»»
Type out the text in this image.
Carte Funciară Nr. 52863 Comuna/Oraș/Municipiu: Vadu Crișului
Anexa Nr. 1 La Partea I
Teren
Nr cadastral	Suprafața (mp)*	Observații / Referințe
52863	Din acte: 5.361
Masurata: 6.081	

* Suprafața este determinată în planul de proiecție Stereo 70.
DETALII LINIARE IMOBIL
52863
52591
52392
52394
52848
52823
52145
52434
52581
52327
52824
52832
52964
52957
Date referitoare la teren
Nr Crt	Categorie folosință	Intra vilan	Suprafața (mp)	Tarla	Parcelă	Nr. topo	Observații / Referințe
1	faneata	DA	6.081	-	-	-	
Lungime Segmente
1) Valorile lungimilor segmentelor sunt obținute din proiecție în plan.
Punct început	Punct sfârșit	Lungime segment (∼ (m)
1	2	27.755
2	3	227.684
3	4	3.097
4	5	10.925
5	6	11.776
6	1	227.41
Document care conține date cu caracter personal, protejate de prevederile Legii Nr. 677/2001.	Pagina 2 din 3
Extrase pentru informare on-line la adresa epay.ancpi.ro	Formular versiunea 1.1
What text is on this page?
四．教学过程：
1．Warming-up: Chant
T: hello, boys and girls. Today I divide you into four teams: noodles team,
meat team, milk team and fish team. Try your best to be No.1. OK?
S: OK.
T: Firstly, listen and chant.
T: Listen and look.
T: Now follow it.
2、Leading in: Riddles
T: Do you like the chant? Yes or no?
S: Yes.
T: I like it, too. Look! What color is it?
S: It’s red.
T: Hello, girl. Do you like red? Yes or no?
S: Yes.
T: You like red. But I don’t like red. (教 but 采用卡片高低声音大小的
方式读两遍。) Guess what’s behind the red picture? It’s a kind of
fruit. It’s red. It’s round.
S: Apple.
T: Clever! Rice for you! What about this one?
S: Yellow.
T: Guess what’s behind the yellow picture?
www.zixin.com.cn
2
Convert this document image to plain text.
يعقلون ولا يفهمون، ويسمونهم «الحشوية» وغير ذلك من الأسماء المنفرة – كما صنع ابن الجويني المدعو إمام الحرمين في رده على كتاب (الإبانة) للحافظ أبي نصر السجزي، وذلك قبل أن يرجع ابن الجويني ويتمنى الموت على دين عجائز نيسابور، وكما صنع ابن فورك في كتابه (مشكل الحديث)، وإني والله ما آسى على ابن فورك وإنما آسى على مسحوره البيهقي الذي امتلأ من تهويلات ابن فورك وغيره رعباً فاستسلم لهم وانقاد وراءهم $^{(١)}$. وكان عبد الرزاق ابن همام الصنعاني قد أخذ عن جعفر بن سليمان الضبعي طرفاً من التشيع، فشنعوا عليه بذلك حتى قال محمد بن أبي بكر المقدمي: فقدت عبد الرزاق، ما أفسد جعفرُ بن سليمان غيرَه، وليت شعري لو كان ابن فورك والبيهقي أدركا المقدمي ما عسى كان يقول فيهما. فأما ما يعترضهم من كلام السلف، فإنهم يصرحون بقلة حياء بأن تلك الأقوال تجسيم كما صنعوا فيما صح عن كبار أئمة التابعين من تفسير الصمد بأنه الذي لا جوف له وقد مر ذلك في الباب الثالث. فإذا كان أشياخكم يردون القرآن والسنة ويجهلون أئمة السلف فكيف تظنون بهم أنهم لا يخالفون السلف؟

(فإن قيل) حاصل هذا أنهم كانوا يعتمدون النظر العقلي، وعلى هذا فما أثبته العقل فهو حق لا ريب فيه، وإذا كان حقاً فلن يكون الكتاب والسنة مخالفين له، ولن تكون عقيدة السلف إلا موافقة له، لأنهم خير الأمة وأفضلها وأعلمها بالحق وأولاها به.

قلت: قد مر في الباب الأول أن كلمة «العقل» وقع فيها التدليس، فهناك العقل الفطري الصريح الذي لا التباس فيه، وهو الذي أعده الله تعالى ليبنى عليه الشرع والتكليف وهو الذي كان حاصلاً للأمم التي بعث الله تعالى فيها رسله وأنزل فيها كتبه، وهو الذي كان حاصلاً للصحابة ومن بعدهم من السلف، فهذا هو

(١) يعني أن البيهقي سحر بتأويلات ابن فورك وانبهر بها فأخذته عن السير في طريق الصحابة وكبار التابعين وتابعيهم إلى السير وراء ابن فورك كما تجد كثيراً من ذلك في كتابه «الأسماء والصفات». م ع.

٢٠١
««
▶ The exercise
Review the material and copy each line in which the word "like" appears.

▶ The result
T: Do you like the chant? Yes or no?
T: I like it, too. Look! What color is it?
T: Hello, girl. Do you like red? Yes or no?
T: You like red. But I don’t like red. (教 but 采用卡片高低声音大小的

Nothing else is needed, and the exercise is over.